### [OBJECTIVE]
Below is some material; set it all down exactly, apart from the pictures.

### [SUPPLIED DATA]
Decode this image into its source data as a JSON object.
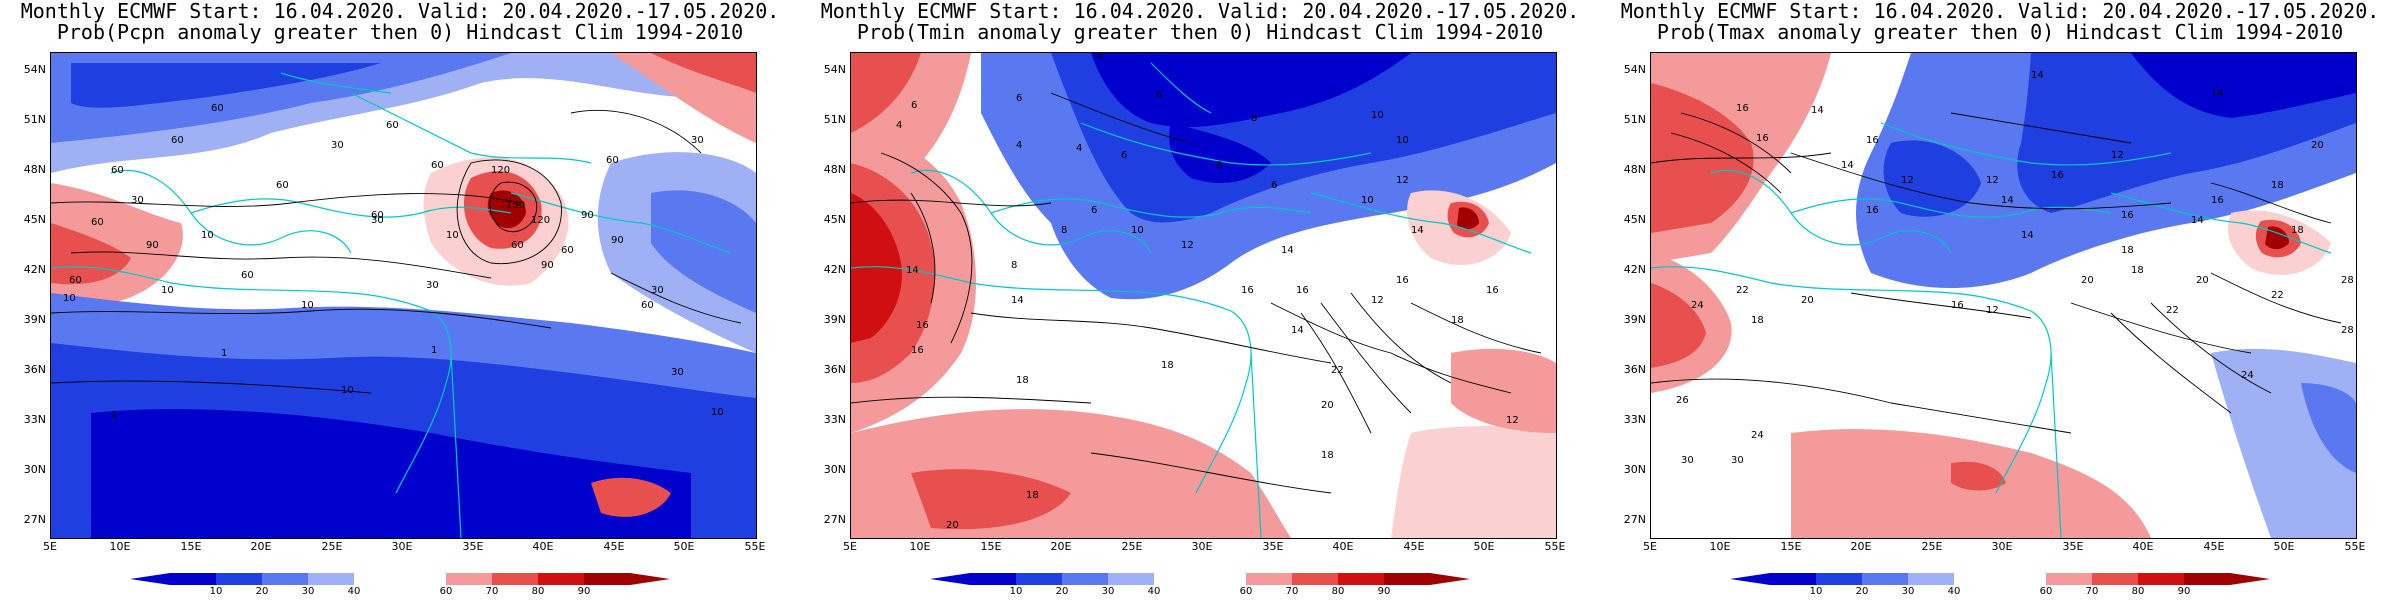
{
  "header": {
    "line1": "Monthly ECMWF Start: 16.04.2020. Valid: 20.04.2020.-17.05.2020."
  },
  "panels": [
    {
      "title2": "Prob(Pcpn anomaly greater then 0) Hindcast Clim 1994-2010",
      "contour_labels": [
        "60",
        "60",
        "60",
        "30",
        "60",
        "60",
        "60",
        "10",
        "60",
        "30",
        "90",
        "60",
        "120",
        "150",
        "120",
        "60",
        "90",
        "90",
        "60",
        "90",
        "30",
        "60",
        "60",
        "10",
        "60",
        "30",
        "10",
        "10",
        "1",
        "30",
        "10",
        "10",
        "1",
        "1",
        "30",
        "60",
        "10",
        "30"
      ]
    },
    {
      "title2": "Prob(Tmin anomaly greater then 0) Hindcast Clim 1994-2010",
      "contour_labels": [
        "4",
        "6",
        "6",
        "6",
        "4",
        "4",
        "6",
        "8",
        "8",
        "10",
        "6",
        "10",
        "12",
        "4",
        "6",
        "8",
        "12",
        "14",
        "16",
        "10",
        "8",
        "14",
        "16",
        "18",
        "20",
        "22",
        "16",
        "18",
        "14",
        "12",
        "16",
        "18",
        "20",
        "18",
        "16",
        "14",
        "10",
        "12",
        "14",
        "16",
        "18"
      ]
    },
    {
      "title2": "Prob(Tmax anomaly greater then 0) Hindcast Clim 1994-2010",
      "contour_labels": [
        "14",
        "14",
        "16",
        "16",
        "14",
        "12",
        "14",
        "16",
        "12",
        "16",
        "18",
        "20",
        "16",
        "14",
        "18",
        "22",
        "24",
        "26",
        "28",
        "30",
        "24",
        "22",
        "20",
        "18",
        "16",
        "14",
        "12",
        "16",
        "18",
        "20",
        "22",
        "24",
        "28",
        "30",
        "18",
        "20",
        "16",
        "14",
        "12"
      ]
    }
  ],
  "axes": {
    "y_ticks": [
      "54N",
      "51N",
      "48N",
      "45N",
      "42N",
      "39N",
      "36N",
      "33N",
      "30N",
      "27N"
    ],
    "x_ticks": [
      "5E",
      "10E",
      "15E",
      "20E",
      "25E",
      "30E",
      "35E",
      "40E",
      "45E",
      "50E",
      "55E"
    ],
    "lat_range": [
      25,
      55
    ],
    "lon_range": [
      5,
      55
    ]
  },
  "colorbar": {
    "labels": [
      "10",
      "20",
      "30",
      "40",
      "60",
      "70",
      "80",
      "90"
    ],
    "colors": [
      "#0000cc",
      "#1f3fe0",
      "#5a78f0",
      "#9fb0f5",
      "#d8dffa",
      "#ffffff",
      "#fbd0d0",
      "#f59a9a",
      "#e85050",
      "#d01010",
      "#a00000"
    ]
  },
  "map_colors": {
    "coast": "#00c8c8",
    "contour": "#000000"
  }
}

### [WORKED SOLUTION]
Decode this image into its source data as a JSON object.
{
  "header": {
    "line1": "Monthly ECMWF Start: 16.04.2020. Valid: 20.04.2020.-17.05.2020."
  },
  "panels": [
    {
      "title2": "Prob(Pcpn anomaly greater then 0) Hindcast Clim 1994-2010",
      "contour_labels": [
        "60",
        "60",
        "60",
        "30",
        "60",
        "60",
        "60",
        "10",
        "60",
        "30",
        "90",
        "60",
        "120",
        "150",
        "120",
        "60",
        "90",
        "90",
        "60",
        "90",
        "30",
        "60",
        "60",
        "10",
        "60",
        "30",
        "10",
        "10",
        "1",
        "30",
        "10",
        "10",
        "1",
        "1",
        "30",
        "60",
        "10",
        "30"
      ]
    },
    {
      "title2": "Prob(Tmin anomaly greater then 0) Hindcast Clim 1994-2010",
      "contour_labels": [
        "4",
        "6",
        "6",
        "6",
        "4",
        "4",
        "6",
        "8",
        "8",
        "10",
        "6",
        "10",
        "12",
        "4",
        "6",
        "8",
        "12",
        "14",
        "16",
        "10",
        "8",
        "14",
        "16",
        "18",
        "20",
        "22",
        "16",
        "18",
        "14",
        "12",
        "16",
        "18",
        "20",
        "18",
        "16",
        "14",
        "10",
        "12",
        "14",
        "16",
        "18"
      ]
    },
    {
      "title2": "Prob(Tmax anomaly greater then 0) Hindcast Clim 1994-2010",
      "contour_labels": [
        "14",
        "14",
        "16",
        "16",
        "14",
        "12",
        "14",
        "16",
        "12",
        "16",
        "18",
        "20",
        "16",
        "14",
        "18",
        "22",
        "24",
        "26",
        "28",
        "30",
        "24",
        "22",
        "20",
        "18",
        "16",
        "14",
        "12",
        "16",
        "18",
        "20",
        "22",
        "24",
        "28",
        "30",
        "18",
        "20",
        "16",
        "14",
        "12"
      ]
    }
  ],
  "axes": {
    "y_ticks": [
      "54N",
      "51N",
      "48N",
      "45N",
      "42N",
      "39N",
      "36N",
      "33N",
      "30N",
      "27N"
    ],
    "x_ticks": [
      "5E",
      "10E",
      "15E",
      "20E",
      "25E",
      "30E",
      "35E",
      "40E",
      "45E",
      "50E",
      "55E"
    ],
    "lat_range": [
      25,
      55
    ],
    "lon_range": [
      5,
      55
    ]
  },
  "colorbar": {
    "labels": [
      "10",
      "20",
      "30",
      "40",
      "60",
      "70",
      "80",
      "90"
    ],
    "colors": [
      "#0000cc",
      "#1f3fe0",
      "#5a78f0",
      "#9fb0f5",
      "#d8dffa",
      "#ffffff",
      "#fbd0d0",
      "#f59a9a",
      "#e85050",
      "#d01010",
      "#a00000"
    ]
  },
  "map_colors": {
    "coast": "#00c8c8",
    "contour": "#000000"
  }
}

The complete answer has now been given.